── Data shown

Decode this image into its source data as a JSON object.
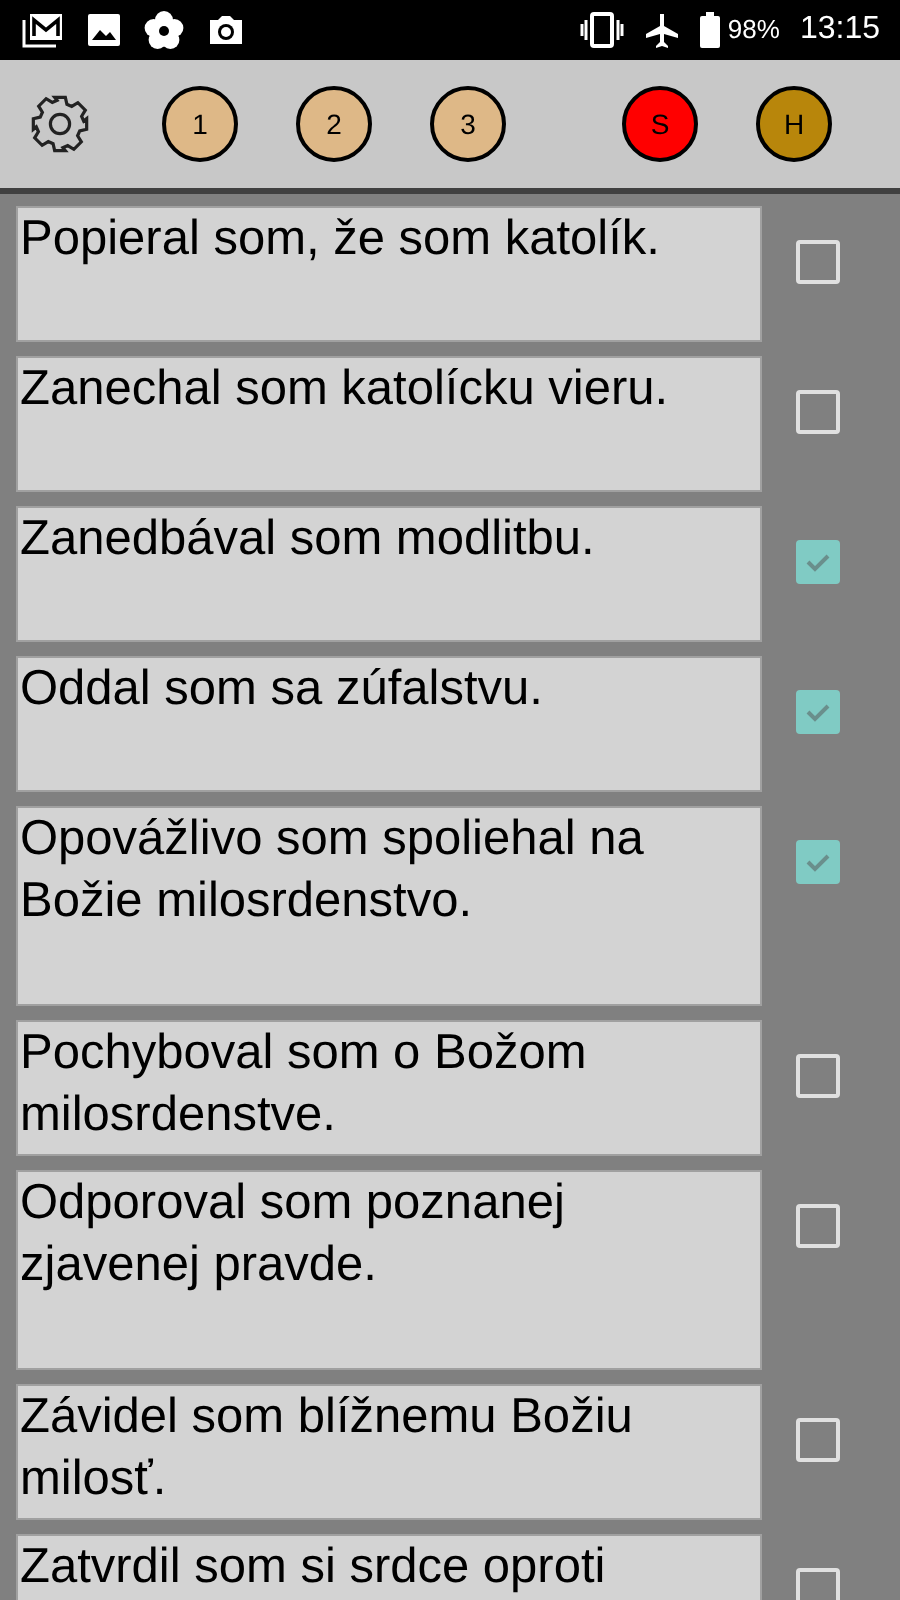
{
  "status_bar": {
    "battery": "98%",
    "time": "13:15"
  },
  "toolbar": {
    "buttons": [
      {
        "label": "1",
        "color": "#deb887"
      },
      {
        "label": "2",
        "color": "#deb887"
      },
      {
        "label": "3",
        "color": "#deb887"
      },
      {
        "label": "S",
        "color": "#ff0000"
      },
      {
        "label": "H",
        "color": "#b8860b"
      }
    ]
  },
  "items": [
    {
      "text": "Popieral som, že som katolík.",
      "checked": false
    },
    {
      "text": "Zanechal som katolícku vieru.",
      "checked": false
    },
    {
      "text": "Zanedbával som modlitbu.",
      "checked": true
    },
    {
      "text": "Oddal som sa zúfalstvu.",
      "checked": true
    },
    {
      "text": "Opovážlivo som spoliehal na Božie milosrdenstvo.",
      "checked": true
    },
    {
      "text": "Pochyboval som o Božom milosrdenstve.",
      "checked": false
    },
    {
      "text": "Odporoval som poznanej zjavenej pravde.",
      "checked": false
    },
    {
      "text": "Závidel som blížnemu Božiu milosť.",
      "checked": false
    },
    {
      "text": "Zatvrdil som si srdce oproti",
      "checked": false
    }
  ]
}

────

■ Directions ■
Every line that holds the word "text" should be extracted.

■ Exercise result ■
      "text": "Popieral som, že som katolík.",
      "text": "Zanechal som katolícku vieru.",
      "text": "Zanedbával som modlitbu.",
      "text": "Oddal som sa zúfalstvu.",
      "text": "Opovážlivo som spoliehal na Božie milosrdenstvo.",
      "text": "Pochyboval som o Božom milosrdenstve.",
      "text": "Odporoval som poznanej zjavenej pravde.",
      "text": "Závidel som blížnemu Božiu milosť.",
      "text": "Zatvrdil som si srdce oproti",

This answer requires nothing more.